Exercise aim
Find each line containing the string "this" and return it.

Data entries

───

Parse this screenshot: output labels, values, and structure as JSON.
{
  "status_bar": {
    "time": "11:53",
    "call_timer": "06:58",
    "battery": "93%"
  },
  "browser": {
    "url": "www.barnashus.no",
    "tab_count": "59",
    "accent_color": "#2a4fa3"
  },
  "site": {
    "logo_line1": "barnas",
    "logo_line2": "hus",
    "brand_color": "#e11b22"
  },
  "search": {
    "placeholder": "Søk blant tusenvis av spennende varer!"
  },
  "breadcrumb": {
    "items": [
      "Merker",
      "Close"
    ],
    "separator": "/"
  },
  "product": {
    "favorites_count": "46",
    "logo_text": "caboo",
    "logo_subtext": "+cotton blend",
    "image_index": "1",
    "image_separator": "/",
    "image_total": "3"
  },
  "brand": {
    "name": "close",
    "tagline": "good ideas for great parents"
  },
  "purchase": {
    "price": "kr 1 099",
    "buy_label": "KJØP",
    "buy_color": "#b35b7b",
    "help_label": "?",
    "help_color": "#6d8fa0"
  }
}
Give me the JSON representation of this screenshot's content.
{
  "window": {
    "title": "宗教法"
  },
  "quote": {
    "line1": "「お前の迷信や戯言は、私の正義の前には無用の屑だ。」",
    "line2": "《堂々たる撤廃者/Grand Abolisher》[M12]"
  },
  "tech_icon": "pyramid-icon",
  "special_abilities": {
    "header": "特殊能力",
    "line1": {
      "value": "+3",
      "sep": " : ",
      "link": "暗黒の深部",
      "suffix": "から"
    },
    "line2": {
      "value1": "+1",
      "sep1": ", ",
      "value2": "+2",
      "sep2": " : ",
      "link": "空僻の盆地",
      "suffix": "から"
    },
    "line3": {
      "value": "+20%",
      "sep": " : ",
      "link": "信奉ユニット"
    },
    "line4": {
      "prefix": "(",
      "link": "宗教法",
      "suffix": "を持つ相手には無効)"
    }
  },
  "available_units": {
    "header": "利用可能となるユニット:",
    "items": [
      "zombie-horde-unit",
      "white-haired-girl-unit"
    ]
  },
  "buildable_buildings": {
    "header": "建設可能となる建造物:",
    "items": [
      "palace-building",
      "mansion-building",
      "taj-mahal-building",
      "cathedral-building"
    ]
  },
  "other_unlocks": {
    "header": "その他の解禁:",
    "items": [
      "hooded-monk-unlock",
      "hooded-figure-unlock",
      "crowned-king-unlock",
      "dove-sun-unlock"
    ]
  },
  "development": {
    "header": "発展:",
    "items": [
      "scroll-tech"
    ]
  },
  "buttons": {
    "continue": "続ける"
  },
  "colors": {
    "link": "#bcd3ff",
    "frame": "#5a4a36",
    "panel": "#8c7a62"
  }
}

───

Worked solution
Parse this screenshot: output labels, values, and structure as JSON.
Give me the JSON representation of this screenshot's content.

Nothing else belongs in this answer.